_Given exercise:_
Tally up the lines where the string "Trump" appears; reply with the number only.

_Collected data:_
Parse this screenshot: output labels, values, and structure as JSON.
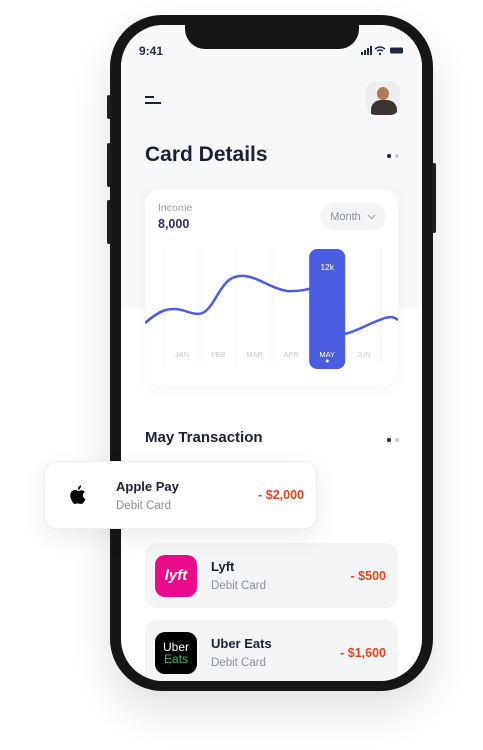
{
  "status": {
    "time": "9:41"
  },
  "header": {
    "title": "Card Details"
  },
  "income": {
    "label": "Income",
    "value": "8,000",
    "period": "Month"
  },
  "chart_data": {
    "type": "line",
    "categories": [
      "JAN",
      "FEB",
      "MAR",
      "APR",
      "MAY",
      "JUN"
    ],
    "highlight": {
      "category": "MAY",
      "label": "12k"
    },
    "accent": "#4a5ce0"
  },
  "section": {
    "title": "May Transaction"
  },
  "transactions": [
    {
      "name": "Apple Pay",
      "sub": "Debit Card",
      "amount": "- $2,000",
      "logo": "apple-icon"
    },
    {
      "name": "Lyft",
      "sub": "Debit Card",
      "amount": "- $500",
      "logo": "lyft",
      "color": "#ea0b8c"
    },
    {
      "name": "Uber Eats",
      "sub": "Debit Card",
      "amount": "- $1,600",
      "logo": "Uber Eats",
      "color": "#000000"
    }
  ]
}
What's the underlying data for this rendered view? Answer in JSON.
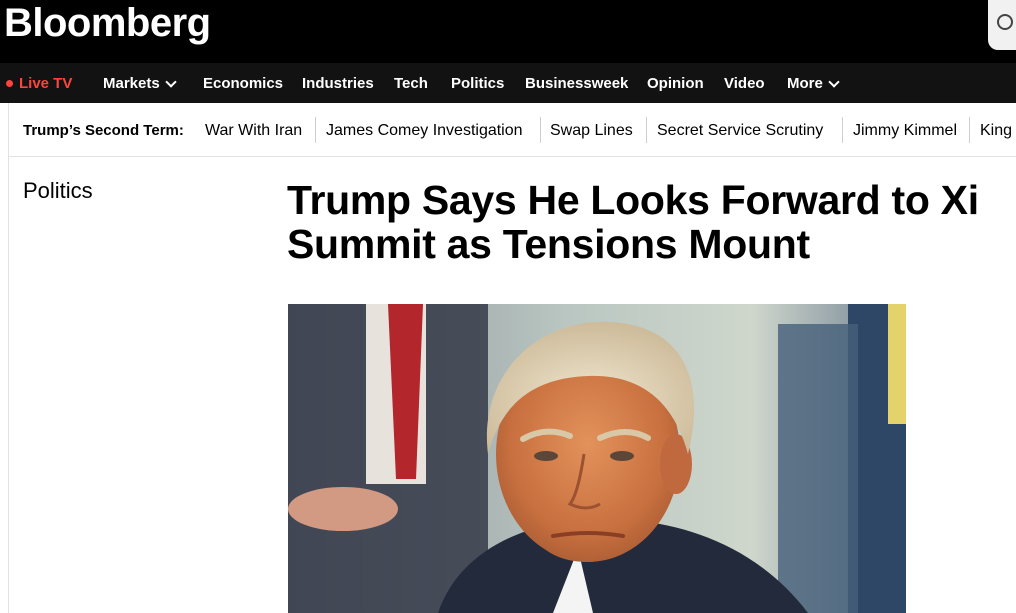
{
  "header": {
    "logo": "Bloomberg"
  },
  "nav": {
    "live_tv": "Live TV",
    "items": [
      "Markets",
      "Economics",
      "Industries",
      "Tech",
      "Politics",
      "Businessweek",
      "Opinion",
      "Video",
      "More"
    ]
  },
  "topics": {
    "heading": "Trump’s Second Term:",
    "links": [
      "War With Iran",
      "James Comey Investigation",
      "Swap Lines",
      "Secret Service Scrutiny",
      "Jimmy Kimmel",
      "King"
    ]
  },
  "article": {
    "section": "Politics",
    "headline": "Trump Says He Looks Forward to Xi Summit as Tensions Mount"
  },
  "colors": {
    "masthead": "#000000",
    "navbar": "#121212",
    "live_accent": "#ff433d"
  }
}
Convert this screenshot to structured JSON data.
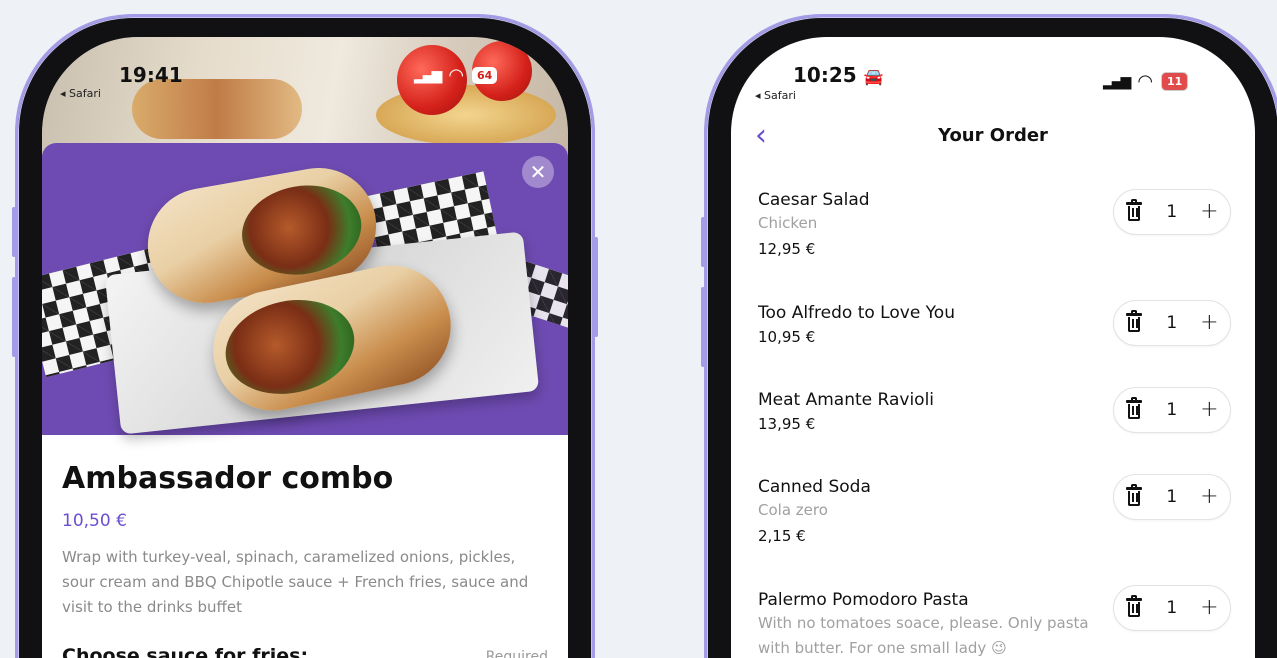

_Written response:_
2